**Required work**
Check every line of the entries below for the word "JSON", and copy the ones that have it.
___ The records
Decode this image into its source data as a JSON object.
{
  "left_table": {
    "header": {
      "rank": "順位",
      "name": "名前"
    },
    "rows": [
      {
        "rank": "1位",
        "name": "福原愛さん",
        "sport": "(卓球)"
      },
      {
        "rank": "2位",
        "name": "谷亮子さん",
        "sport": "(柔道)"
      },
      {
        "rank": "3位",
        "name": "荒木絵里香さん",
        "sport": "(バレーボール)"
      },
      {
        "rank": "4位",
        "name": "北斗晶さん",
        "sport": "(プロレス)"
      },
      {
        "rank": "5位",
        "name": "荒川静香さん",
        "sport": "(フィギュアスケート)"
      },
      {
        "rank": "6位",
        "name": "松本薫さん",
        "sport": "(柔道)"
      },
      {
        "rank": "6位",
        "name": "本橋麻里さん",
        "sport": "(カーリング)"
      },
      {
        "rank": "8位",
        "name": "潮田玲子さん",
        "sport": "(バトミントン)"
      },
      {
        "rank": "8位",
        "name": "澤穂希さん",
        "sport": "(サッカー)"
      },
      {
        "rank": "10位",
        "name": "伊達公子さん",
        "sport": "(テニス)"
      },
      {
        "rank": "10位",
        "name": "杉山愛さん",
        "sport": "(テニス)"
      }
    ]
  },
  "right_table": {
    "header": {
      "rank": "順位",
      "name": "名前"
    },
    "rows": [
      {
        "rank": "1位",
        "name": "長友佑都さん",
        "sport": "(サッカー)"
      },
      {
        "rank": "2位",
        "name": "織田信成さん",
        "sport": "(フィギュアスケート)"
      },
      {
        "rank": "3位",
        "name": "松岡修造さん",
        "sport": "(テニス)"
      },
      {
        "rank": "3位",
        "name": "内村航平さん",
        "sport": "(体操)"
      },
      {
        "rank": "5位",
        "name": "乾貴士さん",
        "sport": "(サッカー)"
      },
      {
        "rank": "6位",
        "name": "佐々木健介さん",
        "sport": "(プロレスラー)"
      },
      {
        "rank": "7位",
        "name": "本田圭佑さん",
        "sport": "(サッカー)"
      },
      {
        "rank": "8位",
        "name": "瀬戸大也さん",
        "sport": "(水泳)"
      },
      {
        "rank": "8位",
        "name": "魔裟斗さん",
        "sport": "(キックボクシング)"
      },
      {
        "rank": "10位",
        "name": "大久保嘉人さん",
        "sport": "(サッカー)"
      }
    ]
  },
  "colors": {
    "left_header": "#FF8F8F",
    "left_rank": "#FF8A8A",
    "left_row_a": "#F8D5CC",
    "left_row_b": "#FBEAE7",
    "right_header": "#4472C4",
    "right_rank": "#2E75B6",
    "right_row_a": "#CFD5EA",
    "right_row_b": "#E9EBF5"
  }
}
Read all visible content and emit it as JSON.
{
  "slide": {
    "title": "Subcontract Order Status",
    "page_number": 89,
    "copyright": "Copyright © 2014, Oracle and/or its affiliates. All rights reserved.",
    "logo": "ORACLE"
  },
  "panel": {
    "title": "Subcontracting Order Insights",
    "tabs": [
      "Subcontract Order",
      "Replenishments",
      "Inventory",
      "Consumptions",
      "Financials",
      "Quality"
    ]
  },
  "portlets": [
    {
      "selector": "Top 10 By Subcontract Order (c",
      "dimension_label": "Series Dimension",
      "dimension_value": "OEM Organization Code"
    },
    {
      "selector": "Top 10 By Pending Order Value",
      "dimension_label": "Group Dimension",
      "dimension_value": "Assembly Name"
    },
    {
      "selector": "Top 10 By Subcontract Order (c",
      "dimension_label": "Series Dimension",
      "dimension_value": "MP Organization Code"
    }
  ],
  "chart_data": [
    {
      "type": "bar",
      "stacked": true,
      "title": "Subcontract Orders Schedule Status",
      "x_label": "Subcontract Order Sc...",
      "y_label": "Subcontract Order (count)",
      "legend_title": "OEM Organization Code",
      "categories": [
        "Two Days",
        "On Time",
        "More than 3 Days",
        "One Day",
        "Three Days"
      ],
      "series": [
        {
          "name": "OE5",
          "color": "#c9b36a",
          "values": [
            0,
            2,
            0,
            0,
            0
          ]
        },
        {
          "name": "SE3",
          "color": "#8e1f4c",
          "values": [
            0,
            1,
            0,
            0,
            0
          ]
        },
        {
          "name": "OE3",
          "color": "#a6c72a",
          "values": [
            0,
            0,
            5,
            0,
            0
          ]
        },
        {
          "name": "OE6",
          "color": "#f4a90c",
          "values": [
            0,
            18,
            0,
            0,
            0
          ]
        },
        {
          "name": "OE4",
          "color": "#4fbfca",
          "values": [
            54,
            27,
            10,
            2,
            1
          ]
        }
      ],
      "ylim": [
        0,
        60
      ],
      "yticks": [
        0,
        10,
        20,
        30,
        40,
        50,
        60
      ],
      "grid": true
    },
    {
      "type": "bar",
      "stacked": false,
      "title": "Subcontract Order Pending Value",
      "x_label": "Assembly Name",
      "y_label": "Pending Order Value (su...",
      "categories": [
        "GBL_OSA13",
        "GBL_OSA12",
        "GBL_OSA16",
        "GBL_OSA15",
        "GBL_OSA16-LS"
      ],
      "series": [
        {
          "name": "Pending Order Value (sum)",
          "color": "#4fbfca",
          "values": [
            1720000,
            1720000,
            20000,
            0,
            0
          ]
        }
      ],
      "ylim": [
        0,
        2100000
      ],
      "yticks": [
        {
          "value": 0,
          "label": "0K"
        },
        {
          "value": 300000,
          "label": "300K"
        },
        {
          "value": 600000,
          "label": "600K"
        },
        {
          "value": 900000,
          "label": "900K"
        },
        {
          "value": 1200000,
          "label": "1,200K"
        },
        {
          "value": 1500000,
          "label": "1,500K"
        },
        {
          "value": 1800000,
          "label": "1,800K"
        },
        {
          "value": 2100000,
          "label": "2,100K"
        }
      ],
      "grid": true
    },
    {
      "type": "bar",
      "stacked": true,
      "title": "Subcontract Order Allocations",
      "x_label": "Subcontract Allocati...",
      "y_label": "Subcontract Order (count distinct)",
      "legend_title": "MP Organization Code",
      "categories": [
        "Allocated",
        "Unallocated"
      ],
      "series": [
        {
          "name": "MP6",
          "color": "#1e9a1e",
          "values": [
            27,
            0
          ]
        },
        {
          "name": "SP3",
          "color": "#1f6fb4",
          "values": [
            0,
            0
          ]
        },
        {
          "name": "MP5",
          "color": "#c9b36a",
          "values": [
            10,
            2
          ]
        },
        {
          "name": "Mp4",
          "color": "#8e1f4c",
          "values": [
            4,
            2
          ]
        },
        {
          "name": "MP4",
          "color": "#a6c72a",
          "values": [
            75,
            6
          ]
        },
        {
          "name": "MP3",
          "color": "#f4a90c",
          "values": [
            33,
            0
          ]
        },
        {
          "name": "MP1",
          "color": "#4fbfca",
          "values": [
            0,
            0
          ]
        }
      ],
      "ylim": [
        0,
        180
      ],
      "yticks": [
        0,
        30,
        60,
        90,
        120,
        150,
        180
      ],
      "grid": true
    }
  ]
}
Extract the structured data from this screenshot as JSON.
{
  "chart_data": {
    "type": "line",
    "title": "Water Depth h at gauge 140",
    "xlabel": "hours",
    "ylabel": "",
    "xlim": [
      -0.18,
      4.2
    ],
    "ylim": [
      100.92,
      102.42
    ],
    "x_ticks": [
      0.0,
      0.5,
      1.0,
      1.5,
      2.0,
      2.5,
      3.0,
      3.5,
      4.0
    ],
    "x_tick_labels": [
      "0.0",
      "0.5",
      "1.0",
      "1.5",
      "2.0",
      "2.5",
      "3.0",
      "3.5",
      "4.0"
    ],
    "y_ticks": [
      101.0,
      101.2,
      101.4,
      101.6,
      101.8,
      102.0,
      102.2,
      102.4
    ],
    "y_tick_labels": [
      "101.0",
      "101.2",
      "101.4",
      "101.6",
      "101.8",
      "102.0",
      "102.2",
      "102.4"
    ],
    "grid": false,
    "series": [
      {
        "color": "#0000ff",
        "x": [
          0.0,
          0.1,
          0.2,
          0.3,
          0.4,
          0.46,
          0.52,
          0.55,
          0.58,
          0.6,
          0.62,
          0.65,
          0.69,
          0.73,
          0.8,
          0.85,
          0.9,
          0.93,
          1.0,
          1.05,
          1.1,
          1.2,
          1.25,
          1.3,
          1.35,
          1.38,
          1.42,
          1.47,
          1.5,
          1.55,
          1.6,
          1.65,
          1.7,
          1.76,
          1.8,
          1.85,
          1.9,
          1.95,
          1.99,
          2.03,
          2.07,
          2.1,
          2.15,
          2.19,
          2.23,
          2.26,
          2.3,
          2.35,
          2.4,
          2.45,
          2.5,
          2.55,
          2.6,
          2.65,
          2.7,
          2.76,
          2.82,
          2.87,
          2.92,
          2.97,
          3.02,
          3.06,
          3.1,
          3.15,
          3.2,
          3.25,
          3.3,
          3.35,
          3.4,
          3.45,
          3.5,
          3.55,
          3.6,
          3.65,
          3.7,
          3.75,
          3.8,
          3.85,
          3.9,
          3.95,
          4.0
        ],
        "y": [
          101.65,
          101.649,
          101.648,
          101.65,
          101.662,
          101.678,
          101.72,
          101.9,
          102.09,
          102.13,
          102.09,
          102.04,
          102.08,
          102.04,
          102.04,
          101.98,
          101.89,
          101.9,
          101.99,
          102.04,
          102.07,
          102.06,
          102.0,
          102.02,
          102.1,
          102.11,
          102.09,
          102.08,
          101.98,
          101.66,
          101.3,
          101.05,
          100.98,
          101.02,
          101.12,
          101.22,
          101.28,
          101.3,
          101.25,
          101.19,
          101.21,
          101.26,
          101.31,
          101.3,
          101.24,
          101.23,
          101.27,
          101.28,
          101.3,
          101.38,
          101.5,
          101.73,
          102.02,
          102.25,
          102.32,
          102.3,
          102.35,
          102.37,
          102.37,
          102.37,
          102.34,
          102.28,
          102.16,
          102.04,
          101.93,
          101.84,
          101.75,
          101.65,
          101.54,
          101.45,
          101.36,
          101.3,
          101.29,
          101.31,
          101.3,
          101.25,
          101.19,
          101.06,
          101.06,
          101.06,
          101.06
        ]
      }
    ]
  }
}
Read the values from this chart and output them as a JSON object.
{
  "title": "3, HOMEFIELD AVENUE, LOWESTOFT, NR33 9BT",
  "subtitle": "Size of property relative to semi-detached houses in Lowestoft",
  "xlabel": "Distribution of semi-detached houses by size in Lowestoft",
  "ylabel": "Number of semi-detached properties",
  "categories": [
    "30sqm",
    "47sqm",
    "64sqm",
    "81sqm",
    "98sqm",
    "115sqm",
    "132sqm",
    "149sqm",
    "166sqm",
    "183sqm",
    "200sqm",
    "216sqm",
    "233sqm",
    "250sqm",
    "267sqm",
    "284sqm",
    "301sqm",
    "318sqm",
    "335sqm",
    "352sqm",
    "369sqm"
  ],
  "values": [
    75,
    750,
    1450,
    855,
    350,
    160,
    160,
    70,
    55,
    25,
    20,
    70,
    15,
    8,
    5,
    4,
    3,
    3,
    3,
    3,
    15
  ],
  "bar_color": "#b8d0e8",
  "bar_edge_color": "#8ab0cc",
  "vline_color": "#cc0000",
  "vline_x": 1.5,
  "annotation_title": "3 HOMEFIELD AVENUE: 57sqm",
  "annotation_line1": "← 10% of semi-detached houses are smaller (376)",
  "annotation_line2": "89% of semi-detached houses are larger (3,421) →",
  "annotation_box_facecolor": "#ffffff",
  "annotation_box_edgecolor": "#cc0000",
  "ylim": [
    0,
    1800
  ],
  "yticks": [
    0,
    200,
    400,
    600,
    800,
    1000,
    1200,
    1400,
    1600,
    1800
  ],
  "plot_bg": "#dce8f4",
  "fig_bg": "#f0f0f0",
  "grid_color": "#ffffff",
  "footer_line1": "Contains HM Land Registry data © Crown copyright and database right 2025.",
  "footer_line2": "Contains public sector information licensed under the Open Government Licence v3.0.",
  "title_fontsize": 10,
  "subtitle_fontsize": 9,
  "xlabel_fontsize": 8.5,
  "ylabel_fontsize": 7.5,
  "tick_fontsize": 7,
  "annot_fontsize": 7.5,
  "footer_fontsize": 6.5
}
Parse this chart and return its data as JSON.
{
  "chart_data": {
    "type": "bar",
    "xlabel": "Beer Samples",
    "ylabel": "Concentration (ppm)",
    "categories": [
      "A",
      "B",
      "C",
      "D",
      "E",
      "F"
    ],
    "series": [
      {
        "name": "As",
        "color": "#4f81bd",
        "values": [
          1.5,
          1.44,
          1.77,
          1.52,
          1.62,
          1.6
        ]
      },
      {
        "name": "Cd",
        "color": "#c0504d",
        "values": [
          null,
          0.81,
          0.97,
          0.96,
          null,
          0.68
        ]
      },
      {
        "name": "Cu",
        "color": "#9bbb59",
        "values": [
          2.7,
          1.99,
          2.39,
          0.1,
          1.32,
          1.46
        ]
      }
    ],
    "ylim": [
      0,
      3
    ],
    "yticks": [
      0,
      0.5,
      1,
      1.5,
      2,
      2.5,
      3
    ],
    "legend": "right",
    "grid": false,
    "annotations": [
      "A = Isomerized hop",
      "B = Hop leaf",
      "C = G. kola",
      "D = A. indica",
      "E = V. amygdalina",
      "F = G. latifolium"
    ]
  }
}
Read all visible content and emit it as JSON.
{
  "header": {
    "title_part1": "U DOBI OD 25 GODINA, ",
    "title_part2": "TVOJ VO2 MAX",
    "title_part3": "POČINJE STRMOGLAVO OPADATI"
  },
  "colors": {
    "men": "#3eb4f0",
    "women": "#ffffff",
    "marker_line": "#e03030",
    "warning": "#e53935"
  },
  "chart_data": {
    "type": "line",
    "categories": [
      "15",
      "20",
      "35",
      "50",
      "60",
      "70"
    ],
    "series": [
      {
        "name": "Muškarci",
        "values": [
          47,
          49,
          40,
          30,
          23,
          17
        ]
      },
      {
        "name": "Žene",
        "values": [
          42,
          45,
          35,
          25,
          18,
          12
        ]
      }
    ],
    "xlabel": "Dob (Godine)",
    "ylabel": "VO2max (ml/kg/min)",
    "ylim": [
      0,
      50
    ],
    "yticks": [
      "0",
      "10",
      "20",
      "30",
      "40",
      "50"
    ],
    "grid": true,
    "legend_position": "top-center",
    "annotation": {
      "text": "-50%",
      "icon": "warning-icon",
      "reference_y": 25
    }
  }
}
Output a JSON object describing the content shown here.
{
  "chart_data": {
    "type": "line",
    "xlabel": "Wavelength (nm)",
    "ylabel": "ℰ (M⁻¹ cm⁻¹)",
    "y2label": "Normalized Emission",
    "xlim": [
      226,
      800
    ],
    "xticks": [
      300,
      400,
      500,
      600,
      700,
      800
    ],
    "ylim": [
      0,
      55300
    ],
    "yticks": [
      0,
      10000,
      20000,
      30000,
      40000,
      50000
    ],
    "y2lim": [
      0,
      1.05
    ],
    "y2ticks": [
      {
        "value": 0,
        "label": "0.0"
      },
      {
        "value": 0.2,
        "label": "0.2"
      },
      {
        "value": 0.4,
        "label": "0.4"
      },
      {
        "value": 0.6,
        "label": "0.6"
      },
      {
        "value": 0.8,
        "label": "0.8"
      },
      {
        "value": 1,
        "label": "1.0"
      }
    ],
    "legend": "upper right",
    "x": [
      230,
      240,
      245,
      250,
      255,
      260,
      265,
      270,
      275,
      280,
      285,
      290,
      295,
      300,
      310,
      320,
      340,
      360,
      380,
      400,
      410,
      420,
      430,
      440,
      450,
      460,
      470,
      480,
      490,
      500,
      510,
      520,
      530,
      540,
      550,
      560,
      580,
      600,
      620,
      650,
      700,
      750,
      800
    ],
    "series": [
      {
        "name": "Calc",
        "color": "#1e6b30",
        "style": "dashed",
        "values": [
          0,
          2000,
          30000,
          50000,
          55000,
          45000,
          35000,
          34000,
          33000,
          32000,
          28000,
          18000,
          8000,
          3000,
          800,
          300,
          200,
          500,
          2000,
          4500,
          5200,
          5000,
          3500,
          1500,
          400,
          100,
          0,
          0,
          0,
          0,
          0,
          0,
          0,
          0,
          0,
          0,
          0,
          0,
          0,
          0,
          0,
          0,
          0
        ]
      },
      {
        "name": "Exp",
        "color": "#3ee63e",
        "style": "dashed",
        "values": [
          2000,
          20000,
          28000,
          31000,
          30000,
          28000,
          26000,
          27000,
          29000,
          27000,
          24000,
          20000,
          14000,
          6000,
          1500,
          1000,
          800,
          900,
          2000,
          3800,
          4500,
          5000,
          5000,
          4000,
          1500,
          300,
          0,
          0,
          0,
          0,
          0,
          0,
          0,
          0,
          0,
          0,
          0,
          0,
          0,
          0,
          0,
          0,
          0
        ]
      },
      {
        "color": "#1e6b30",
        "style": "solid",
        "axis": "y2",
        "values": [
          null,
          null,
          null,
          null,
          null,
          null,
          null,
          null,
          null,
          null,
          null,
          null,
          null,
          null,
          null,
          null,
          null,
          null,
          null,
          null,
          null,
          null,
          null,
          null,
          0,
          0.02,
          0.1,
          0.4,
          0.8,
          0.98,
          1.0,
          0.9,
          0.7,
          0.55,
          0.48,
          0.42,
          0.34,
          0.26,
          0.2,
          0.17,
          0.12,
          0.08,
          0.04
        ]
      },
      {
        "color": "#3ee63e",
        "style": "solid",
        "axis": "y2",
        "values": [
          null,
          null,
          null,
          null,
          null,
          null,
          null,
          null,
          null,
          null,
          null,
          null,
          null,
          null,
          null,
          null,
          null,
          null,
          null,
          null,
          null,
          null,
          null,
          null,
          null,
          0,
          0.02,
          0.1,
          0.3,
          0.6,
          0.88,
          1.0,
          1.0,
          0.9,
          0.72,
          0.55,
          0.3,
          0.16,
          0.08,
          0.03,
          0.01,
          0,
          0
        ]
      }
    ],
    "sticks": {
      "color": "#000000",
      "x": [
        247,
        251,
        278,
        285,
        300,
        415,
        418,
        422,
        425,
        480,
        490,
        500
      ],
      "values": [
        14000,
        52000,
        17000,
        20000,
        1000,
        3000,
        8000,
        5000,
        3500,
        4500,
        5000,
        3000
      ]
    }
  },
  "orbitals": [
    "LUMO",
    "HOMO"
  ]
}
______
**Task solution**
Decode this image into its source data as a JSON object.
Read all visible content and emit it as JSON.
Extract the structured data from this screenshot as JSON.
Read the values from this chart and output them as a JSON object.
Parse this chart and return its data as JSON.
Read all visible content and emit it as JSON.
Output a JSON object describing the content shown here.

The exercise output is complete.